## AIM OF THE TASK:
Leave the pictures out, and retype all of the material exactly as written.
╭─ INFORMATION SHOWN
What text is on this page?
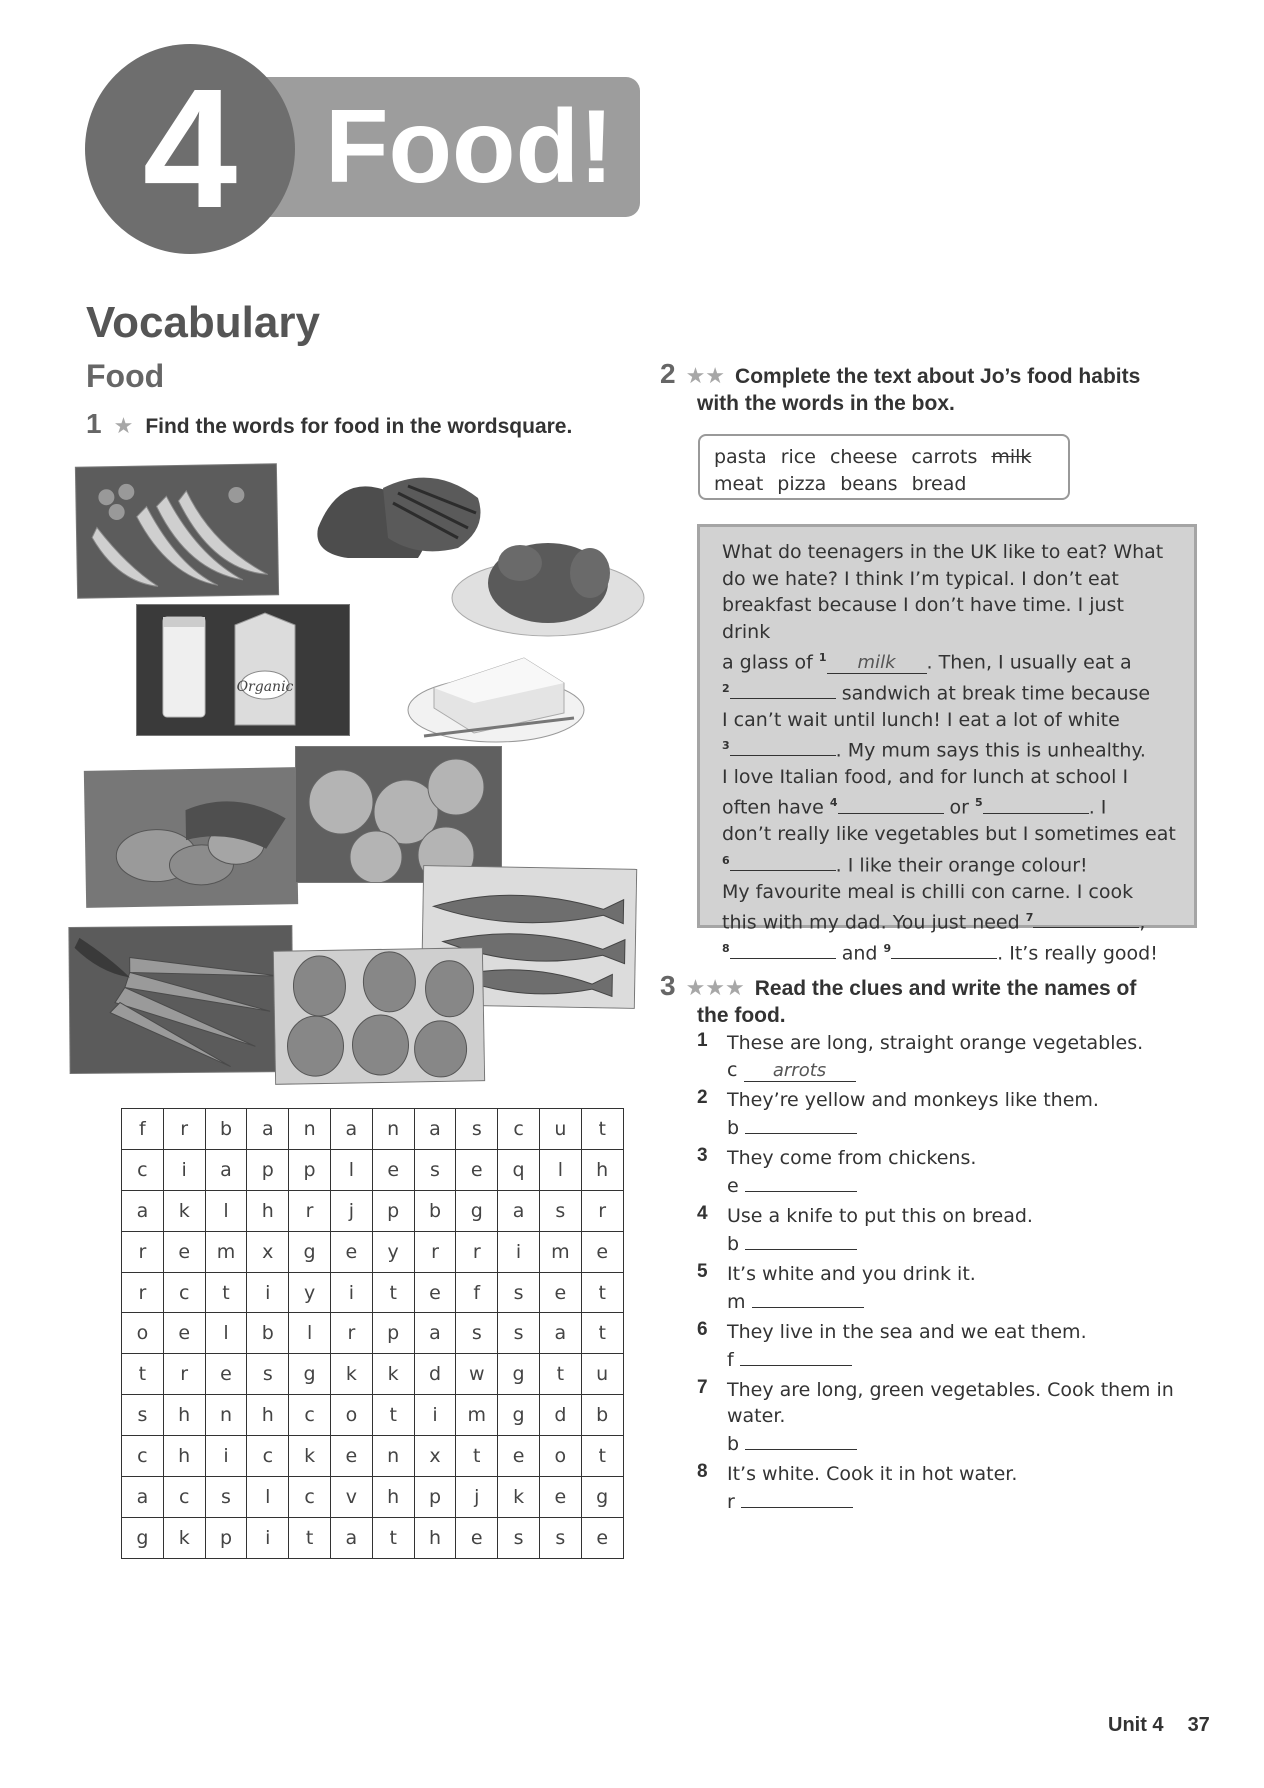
4 Food!
Vocabulary
Food
1 ★ Find the words for food in the wordsquare.
Organic
f	r	b	a	n	a	n	a	s	c	u	t
c	i	a	p	p	l	e	s	e	q	l	h
a	k	l	h	r	j	p	b	g	a	s	r
r	e	m	x	g	e	y	r	r	i	m	e
r	c	t	i	y	i	t	e	f	s	e	t
o	e	l	b	l	r	p	a	s	s	a	t
t	r	e	s	g	k	k	d	w	g	t	u
s	h	n	h	c	o	t	i	m	g	d	b
c	h	i	c	k	e	n	x	t	e	o	t
a	c	s	l	c	v	h	p	j	k	e	g
g	k	p	i	t	a	t	h	e	s	s	e
2 ★★ Complete the text about Jo’s food habits
with the words in the box.
pasta rice cheese carrots milk
meat pizza beans bread

What do teenagers in the UK like to eat? What

do we hate? I think I’m typical. I don’t eat

breakfast because I don’t have time. I just drink

a glass of $^1$ milk . Then, I usually eat a

$^2$	sandwich at break time because

I can’t wait until lunch! I eat a lot of white

$^3$	. My mum says this is unhealthy.

I love Italian food, and for lunch at school I

often have $^4$	or $^5$	. I

don’t really like vegetables but I sometimes eat

$^6$	. I like their orange colour!

My favourite meal is chilli con carne. I cook

this with my dad. You just need $^7$	,

$^8$	and $^9$	. It’s really good!

3 ★★★ Read the clues and write the names of
the food.
1 These are long, straight orange vegetables.
c arrots
2 They’re yellow and monkeys like them.
b
3 They come from chickens.
e
4 Use a knife to put this on bread.
b
5 It’s white and you drink it.
m
6 They live in the sea and we eat them.
f
7 They are long, green vegetables. Cook them in water.
b
8 It’s white. Cook it in hot water.
r
Unit 4 37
╰─
## SOLUTION BELOW:
What text is on this page?
4 Food!
Vocabulary
Food
1 ★ Find the words for food in the wordsquare.
Organic
f	r	b	a	n	a	n	a	s	c	u	t
c	i	a	p	p	l	e	s	e	q	l	h
a	k	l	h	r	j	p	b	g	a	s	r
r	e	m	x	g	e	y	r	r	i	m	e
r	c	t	i	y	i	t	e	f	s	e	t
o	e	l	b	l	r	p	a	s	s	a	t
t	r	e	s	g	k	k	d	w	g	t	u
s	h	n	h	c	o	t	i	m	g	d	b
c	h	i	c	k	e	n	x	t	e	o	t
a	c	s	l	c	v	h	p	j	k	e	g
g	k	p	i	t	a	t	h	e	s	s	e
2 ★★ Complete the text about Jo’s food habits
with the words in the box.
pasta rice cheese carrots milk
meat pizza beans bread

What do teenagers in the UK like to eat? What

do we hate? I think I’m typical. I don’t eat

breakfast because I don’t have time. I just drink

a glass of $^1$ milk . Then, I usually eat a

$^2$	sandwich at break time because

I can’t wait until lunch! I eat a lot of white

$^3$	. My mum says this is unhealthy.

I love Italian food, and for lunch at school I

often have $^4$	or $^5$	. I

don’t really like vegetables but I sometimes eat

$^6$	. I like their orange colour!

My favourite meal is chilli con carne. I cook

this with my dad. You just need $^7$	,

$^8$	and $^9$	. It’s really good!

3 ★★★ Read the clues and write the names of
the food.
1 These are long, straight orange vegetables.
c arrots
2 They’re yellow and monkeys like them.
b
3 They come from chickens.
e
4 Use a knife to put this on bread.
b
5 It’s white and you drink it.
m
6 They live in the sea and we eat them.
f
7 They are long, green vegetables. Cook them in water.
b
8 It’s white. Cook it in hot water.
r
Unit 4 37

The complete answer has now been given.